Your task is to restate the data word for word.

Dataset rows
___

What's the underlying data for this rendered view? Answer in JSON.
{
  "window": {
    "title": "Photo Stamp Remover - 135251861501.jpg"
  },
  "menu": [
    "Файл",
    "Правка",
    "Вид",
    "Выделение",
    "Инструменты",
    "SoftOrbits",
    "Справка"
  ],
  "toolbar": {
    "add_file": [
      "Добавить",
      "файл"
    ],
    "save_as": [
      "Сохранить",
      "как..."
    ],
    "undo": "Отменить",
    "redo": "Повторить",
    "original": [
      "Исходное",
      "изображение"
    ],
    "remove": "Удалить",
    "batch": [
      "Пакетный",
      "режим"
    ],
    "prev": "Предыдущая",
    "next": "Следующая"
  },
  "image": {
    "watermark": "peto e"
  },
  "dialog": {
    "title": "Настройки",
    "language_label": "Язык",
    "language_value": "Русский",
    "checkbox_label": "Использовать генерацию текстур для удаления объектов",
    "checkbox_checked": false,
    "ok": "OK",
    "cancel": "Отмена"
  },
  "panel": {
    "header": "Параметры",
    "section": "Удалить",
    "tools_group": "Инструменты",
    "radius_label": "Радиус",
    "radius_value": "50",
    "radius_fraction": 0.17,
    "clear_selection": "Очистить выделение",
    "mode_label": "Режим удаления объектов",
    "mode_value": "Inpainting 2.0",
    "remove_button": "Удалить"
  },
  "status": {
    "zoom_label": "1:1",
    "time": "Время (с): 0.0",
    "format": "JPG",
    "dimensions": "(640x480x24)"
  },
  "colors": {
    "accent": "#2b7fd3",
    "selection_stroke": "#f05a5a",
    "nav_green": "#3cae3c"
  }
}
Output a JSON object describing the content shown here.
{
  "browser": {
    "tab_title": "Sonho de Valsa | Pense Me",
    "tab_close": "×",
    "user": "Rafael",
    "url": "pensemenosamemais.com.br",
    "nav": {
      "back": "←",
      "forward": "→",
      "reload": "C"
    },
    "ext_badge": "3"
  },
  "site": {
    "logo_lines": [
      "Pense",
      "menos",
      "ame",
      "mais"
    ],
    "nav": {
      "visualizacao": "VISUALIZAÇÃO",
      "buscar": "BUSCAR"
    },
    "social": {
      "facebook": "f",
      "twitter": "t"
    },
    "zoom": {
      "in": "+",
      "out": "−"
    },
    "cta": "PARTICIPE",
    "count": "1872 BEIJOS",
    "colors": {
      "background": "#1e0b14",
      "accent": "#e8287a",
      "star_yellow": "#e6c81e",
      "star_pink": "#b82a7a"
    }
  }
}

___

- [Problem solution]:
What's the underlying data for this rendered view? Answer in JSON.
{
  "window": {
    "title": "Photo Stamp Remover - 135251861501.jpg"
  },
  "menu": [
    "Файл",
    "Правка",
    "Вид",
    "Выделение",
    "Инструменты",
    "SoftOrbits",
    "Справка"
  ],
  "toolbar": {
    "add_file": [
      "Добавить",
      "файл"
    ],
    "save_as": [
      "Сохранить",
      "как..."
    ],
    "undo": "Отменить",
    "redo": "Повторить",
    "original": [
      "Исходное",
      "изображение"
    ],
    "remove": "Удалить",
    "batch": [
      "Пакетный",
      "режим"
    ],
    "prev": "Предыдущая",
    "next": "Следующая"
  },
  "image": {
    "watermark": "peto e"
  },
  "dialog": {
    "title": "Настройки",
    "language_label": "Язык",
    "language_value": "Русский",
    "checkbox_label": "Использовать генерацию текстур для удаления объектов",
    "checkbox_checked": false,
    "ok": "OK",
    "cancel": "Отмена"
  },
  "panel": {
    "header": "Параметры",
    "section": "Удалить",
    "tools_group": "Инструменты",
    "radius_label": "Радиус",
    "radius_value": "50",
    "radius_fraction": 0.17,
    "clear_selection": "Очистить выделение",
    "mode_label": "Режим удаления объектов",
    "mode_value": "Inpainting 2.0",
    "remove_button": "Удалить"
  },
  "status": {
    "zoom_label": "1:1",
    "time": "Время (с): 0.0",
    "format": "JPG",
    "dimensions": "(640x480x24)"
  },
  "colors": {
    "accent": "#2b7fd3",
    "selection_stroke": "#f05a5a",
    "nav_green": "#3cae3c"
  }
}
Output a JSON object describing the content shown here.
{
  "browser": {
    "tab_title": "Sonho de Valsa | Pense Me",
    "tab_close": "×",
    "user": "Rafael",
    "url": "pensemenosamemais.com.br",
    "nav": {
      "back": "←",
      "forward": "→",
      "reload": "C"
    },
    "ext_badge": "3"
  },
  "site": {
    "logo_lines": [
      "Pense",
      "menos",
      "ame",
      "mais"
    ],
    "nav": {
      "visualizacao": "VISUALIZAÇÃO",
      "buscar": "BUSCAR"
    },
    "social": {
      "facebook": "f",
      "twitter": "t"
    },
    "zoom": {
      "in": "+",
      "out": "−"
    },
    "cta": "PARTICIPE",
    "count": "1872 BEIJOS",
    "colors": {
      "background": "#1e0b14",
      "accent": "#e8287a",
      "star_yellow": "#e6c81e",
      "star_pink": "#b82a7a"
    }
  }
}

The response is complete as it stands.